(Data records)
---
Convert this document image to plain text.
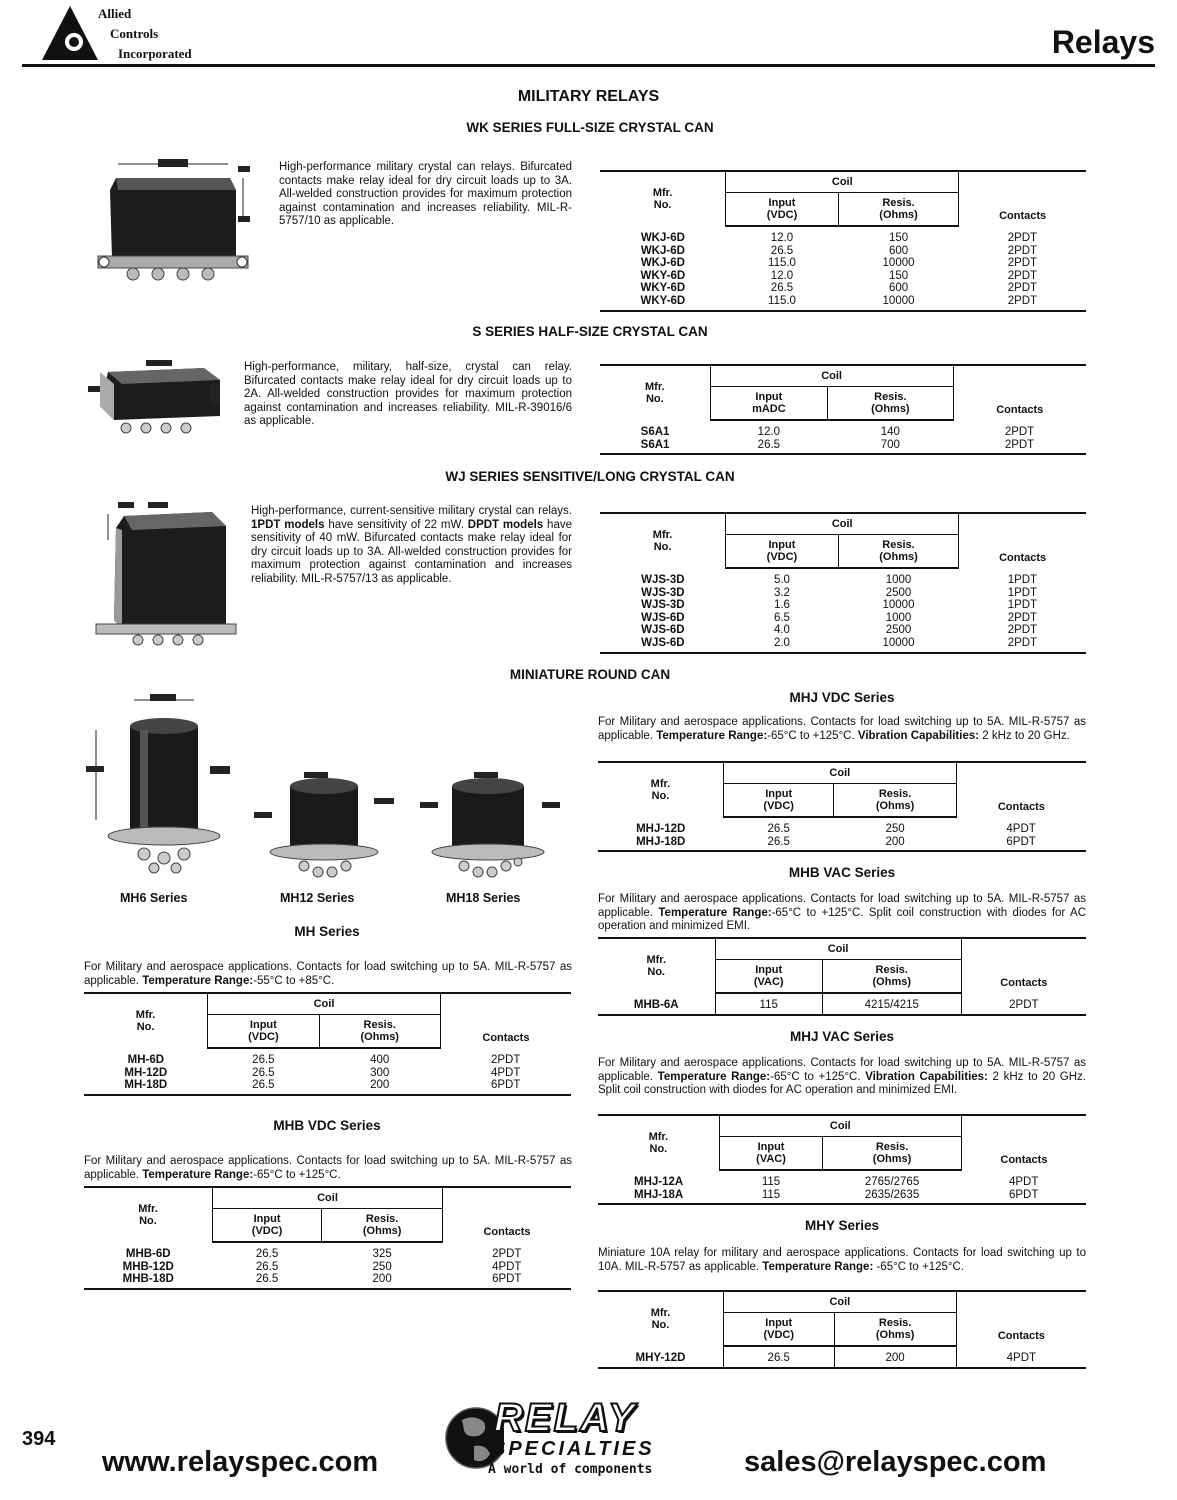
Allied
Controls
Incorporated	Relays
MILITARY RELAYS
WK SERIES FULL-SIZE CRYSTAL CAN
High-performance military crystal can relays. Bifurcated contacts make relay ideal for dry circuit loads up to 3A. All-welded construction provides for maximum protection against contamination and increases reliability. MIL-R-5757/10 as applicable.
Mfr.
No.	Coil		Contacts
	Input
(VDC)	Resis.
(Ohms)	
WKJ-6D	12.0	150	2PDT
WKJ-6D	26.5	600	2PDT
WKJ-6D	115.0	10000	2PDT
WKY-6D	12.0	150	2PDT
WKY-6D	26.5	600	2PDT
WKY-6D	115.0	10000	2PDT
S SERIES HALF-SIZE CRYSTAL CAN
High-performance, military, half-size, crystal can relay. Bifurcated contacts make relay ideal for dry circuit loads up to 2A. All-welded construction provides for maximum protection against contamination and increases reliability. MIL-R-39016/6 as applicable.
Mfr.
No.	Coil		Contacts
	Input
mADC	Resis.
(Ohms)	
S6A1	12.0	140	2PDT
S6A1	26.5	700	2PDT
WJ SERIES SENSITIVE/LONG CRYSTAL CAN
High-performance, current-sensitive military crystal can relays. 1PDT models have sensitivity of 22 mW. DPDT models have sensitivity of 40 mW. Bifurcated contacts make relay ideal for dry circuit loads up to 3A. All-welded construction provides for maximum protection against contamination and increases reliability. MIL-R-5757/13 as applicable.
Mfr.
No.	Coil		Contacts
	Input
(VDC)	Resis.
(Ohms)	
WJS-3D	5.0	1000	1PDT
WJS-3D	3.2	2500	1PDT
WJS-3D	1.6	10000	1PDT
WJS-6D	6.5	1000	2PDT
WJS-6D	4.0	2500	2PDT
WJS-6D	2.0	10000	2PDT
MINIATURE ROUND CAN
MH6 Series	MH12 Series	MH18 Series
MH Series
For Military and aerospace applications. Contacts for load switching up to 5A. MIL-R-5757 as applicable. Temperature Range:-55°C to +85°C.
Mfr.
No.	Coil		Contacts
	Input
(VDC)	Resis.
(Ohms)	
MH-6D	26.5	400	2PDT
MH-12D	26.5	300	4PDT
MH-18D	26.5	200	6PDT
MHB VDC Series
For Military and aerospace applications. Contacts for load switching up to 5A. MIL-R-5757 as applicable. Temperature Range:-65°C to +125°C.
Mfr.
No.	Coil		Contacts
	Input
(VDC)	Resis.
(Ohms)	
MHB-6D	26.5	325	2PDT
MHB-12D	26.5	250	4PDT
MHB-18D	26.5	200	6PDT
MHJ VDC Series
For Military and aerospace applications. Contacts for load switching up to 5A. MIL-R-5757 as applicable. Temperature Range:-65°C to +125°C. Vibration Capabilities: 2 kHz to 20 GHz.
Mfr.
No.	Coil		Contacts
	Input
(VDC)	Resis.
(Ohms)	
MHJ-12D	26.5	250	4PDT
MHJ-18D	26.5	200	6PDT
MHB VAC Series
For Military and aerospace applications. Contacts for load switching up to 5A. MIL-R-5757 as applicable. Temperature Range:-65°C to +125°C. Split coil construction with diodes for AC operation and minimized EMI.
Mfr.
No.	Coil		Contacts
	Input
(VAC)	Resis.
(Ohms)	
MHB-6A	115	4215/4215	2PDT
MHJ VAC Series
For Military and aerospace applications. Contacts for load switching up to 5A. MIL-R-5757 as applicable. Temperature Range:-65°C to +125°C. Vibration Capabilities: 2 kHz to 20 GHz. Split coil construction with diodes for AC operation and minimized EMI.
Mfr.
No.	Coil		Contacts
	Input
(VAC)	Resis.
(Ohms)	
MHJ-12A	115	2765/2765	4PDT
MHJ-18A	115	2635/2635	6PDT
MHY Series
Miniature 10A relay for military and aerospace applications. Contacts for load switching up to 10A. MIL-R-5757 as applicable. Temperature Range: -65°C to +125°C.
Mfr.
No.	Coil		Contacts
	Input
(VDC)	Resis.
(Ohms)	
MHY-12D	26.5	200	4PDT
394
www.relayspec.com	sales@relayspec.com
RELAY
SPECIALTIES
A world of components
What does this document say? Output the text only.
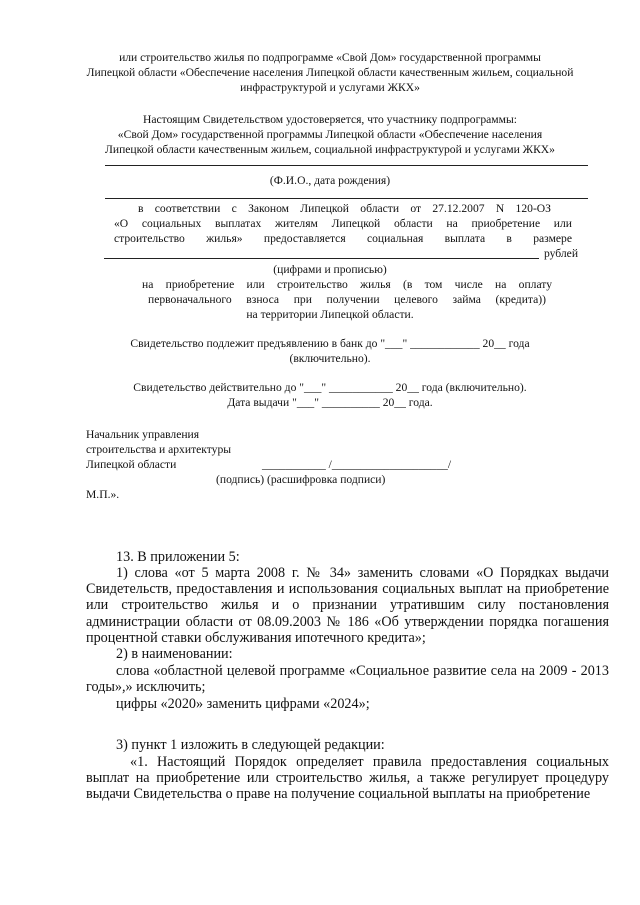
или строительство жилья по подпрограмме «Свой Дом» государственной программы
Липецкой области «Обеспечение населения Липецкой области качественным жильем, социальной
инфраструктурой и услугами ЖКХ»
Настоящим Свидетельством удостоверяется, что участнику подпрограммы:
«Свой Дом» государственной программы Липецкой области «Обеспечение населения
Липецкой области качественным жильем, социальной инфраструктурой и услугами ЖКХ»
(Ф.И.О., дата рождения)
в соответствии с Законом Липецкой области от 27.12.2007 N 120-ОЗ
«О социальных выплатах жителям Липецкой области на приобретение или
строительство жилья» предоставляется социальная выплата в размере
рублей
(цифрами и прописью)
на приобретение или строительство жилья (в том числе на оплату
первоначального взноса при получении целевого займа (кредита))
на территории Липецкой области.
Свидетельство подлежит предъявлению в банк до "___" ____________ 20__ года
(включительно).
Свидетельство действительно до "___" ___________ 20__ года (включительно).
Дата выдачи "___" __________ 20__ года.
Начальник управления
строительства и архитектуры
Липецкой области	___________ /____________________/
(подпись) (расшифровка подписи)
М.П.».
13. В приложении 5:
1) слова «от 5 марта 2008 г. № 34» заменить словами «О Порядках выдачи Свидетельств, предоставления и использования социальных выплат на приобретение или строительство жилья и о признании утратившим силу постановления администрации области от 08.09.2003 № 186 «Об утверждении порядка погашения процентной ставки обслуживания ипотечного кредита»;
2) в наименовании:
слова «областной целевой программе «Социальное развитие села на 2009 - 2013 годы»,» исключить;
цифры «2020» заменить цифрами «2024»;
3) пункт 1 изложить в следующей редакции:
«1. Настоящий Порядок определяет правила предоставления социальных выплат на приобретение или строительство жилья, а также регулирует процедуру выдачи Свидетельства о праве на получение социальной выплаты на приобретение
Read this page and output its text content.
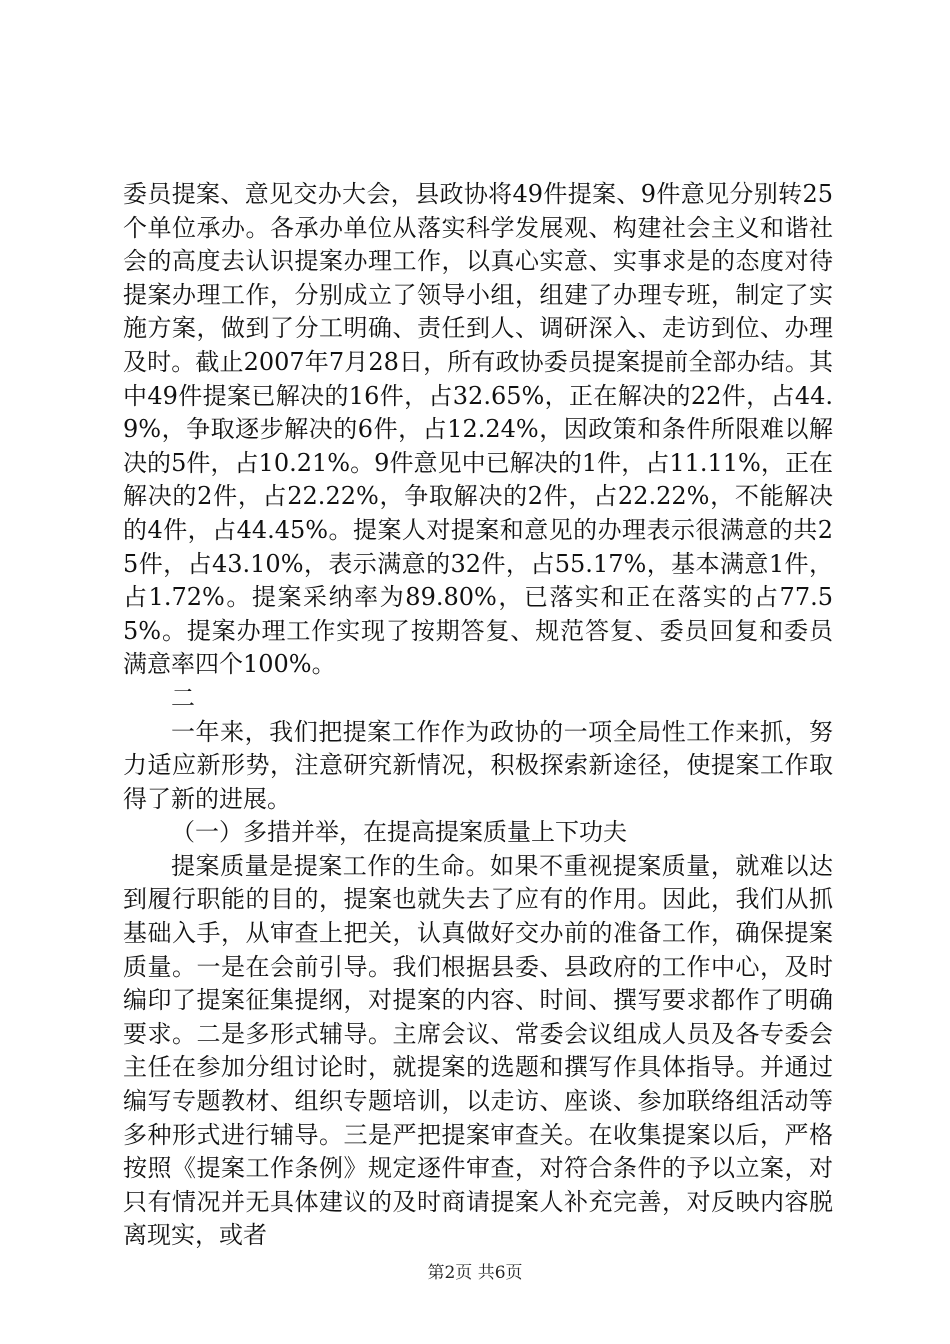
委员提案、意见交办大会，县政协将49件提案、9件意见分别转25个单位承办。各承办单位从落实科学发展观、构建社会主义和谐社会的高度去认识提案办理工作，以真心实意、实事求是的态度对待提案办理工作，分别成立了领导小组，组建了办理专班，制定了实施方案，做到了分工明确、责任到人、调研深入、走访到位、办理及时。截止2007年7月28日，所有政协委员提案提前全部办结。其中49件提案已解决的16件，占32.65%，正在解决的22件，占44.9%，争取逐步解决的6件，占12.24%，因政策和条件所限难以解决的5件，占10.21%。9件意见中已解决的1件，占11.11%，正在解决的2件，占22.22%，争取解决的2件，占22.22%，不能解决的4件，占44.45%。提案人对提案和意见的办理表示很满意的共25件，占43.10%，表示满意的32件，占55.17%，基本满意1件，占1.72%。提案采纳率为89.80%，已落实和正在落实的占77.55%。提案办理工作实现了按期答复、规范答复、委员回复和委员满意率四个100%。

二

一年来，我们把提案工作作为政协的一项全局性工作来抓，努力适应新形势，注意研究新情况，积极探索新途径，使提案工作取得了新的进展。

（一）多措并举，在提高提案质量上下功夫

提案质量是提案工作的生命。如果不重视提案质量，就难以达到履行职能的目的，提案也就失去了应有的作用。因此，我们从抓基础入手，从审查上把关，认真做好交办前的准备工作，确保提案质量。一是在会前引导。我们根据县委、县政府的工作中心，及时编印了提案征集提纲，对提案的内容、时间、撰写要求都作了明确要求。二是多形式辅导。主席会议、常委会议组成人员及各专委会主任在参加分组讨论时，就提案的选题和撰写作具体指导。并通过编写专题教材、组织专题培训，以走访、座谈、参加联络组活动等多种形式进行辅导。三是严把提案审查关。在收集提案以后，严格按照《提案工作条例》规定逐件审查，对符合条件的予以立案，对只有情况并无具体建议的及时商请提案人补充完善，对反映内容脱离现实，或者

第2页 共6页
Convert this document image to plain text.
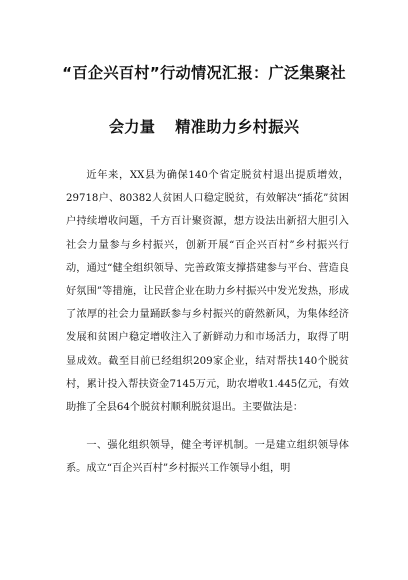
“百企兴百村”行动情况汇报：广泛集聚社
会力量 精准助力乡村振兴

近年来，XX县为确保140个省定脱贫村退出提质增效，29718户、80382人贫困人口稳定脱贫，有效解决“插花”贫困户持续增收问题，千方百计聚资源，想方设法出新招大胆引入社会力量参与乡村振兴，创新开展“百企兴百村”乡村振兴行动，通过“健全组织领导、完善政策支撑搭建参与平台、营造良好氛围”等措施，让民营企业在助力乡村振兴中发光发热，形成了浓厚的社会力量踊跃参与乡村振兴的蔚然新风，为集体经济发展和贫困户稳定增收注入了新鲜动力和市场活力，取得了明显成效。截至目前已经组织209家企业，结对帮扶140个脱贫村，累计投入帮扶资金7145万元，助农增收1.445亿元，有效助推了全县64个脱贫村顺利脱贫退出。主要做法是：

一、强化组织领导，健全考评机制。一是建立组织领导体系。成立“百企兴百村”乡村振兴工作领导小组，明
---
Work to be completed — Go through the data above and find the lines with the word "года". Copy each of those lines.

Correct output —
Свидетельство подлежит предъявлению в банк до "___" ____________ 20__ года
Свидетельство действительно до "___" ___________ 20__ года (включительно).
Дата выдачи "___" __________ 20__ года.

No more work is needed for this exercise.